TASK REQUIREMENTS -
A. List every library that the YOLOv8 image preprocessing guide imports in its first code block.
B. Continue the YOLOv8 image preprocessing guide, picking up right after its final line of code.

EXCERPT PROVIDED -
+++

Image preprocessing is an essential step in preparing data for object detection tasks using YOLOv8 or any other object detection algorithm. It involves applying various techniques to enhance the quality of the input images and ensure consistent representation for improved detection accuracy. Here's a comprehensive guide to image preprocessing for optimizing JPEG images for YOLOv8 object detection in Python:

In [None]:
# import required libraries
import os
import numpy as np
import cv2
import random

In [None]:
def load_images_from_folder(folder):
    images = []
    for filename in os.listdir(folder):
        img = cv2.imread(os.path.join(folder,filename))
        if img is not None:
            images.append(img)
    return images

In [None]:
path_to_images = "images"
images_to_process = load_images_from_folder(path_to_images)
print(f"Test dataset contains {len(images_to_process)} images.")

+++

RECORDED DATA -

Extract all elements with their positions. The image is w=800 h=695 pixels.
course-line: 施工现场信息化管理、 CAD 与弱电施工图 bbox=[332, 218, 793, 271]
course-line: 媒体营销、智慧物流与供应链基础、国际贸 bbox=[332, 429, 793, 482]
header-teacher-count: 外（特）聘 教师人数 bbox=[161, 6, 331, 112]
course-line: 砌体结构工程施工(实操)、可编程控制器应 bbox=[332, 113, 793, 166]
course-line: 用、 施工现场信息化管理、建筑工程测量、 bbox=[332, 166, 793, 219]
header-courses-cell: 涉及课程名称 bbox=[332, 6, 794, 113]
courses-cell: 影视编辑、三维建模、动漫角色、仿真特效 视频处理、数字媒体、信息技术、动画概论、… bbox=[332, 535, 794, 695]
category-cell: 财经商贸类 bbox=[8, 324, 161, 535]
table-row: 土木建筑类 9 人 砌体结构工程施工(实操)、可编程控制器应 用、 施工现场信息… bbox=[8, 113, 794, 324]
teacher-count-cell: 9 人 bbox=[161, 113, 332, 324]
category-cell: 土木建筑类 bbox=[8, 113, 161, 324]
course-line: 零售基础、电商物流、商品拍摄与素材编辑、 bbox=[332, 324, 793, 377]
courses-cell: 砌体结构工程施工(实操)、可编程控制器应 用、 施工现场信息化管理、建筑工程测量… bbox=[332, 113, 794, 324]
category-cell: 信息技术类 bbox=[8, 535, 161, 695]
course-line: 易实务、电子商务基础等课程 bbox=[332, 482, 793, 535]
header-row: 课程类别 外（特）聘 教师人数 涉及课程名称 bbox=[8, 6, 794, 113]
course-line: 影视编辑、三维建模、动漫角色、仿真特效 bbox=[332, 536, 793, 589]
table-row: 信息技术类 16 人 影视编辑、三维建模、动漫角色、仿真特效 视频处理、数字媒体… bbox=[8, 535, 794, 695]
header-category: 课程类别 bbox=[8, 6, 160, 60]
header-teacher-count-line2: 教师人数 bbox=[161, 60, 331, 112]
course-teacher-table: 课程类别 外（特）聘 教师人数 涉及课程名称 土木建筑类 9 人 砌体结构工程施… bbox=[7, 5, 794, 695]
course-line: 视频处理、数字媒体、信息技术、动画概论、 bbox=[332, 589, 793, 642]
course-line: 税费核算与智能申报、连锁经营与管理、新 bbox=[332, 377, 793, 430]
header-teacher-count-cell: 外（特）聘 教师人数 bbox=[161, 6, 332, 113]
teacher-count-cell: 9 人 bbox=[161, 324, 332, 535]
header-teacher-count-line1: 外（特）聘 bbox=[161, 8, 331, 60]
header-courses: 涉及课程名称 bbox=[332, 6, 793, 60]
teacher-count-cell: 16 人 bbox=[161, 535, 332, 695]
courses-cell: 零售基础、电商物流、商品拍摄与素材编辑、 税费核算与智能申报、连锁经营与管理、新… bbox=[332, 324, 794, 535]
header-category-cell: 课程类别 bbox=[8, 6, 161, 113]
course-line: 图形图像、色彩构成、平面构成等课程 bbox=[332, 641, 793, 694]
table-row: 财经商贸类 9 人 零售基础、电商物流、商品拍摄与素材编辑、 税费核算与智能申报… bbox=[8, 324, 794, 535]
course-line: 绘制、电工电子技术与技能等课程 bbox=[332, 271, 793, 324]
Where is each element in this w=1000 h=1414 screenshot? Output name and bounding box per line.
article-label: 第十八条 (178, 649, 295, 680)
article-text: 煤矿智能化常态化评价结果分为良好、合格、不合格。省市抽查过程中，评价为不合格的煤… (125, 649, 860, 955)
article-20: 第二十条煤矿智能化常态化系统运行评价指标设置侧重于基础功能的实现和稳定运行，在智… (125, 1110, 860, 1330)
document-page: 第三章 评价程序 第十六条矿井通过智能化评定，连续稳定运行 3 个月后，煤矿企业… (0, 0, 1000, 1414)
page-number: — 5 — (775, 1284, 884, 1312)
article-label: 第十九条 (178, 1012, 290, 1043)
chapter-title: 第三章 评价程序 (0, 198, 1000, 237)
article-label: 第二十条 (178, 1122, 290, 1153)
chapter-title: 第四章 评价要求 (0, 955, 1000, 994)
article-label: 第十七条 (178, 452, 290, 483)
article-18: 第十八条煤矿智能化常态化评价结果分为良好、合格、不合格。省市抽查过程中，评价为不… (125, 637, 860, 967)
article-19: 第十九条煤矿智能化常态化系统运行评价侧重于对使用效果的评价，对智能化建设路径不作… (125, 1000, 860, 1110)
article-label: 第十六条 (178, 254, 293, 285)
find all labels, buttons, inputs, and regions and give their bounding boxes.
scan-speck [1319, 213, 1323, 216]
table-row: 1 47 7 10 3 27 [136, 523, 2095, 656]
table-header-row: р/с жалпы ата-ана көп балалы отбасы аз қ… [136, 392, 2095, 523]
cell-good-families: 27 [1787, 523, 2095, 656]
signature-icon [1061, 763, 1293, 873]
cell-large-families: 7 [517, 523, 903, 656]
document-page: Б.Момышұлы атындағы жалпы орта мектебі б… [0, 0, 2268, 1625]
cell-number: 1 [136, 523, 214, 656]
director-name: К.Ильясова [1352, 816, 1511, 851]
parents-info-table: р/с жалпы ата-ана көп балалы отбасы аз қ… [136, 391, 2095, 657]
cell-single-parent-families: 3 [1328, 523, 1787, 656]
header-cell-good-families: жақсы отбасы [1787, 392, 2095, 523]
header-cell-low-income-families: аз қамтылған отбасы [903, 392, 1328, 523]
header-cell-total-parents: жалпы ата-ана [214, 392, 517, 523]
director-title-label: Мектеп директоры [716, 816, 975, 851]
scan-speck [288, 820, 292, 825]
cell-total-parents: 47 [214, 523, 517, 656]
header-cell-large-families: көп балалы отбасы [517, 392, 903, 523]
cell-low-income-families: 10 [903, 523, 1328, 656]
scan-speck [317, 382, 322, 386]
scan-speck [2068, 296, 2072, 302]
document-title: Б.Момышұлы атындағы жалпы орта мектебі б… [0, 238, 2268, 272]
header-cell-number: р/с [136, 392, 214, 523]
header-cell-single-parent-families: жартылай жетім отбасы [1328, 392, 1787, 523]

+++

EXERCISE ANSWERS -
A. os, numpy (as np), cv2, random

B.
In [None]:
# step 1
resized_images = [cv2.resize(image, (608, 608)).astype(np.float32) for image in images_to_process]

# step 2
normalized_images = [cv2.normalize(resized_image, None, 0, 1, cv2.NORM_MINMAX) for resized_image in resized_images] 

# step 3
BGR_images = [cv2.cvtColor(normalized_image, cv2.COLOR_RGB2BGR) for normalized_image in normalized_images]

In [None]:
# save processed images in path to images
for i,BRG_image in enumerate(BGR_images):
    img_to_save = cv2.convertScaleAbs(BRG_image, alpha=(255.0))
    cv2.imwrite(f'{path_to_images}/processed_image_{i}.jpg',img_to_save)

In [None]:
# Show image in a separate window
# cv2.imshow('Preprocessed Image', BRG_image)
# cv2.waitKey(0)
# cv2.destroyAllWindows()

4. Data Augmentation:

Data augmentation involves applying random transformations to the images to artificially increase the dataset size and improve the model's generalization ability. Techniques like random cropping, flipping, and brightness adjustments can be used. OpenCV provides methods for these operations.

In [None]:
def random_crop_coordinates(image_shape):
  """
  This function generates a tuple of random coordinates for cropping an image.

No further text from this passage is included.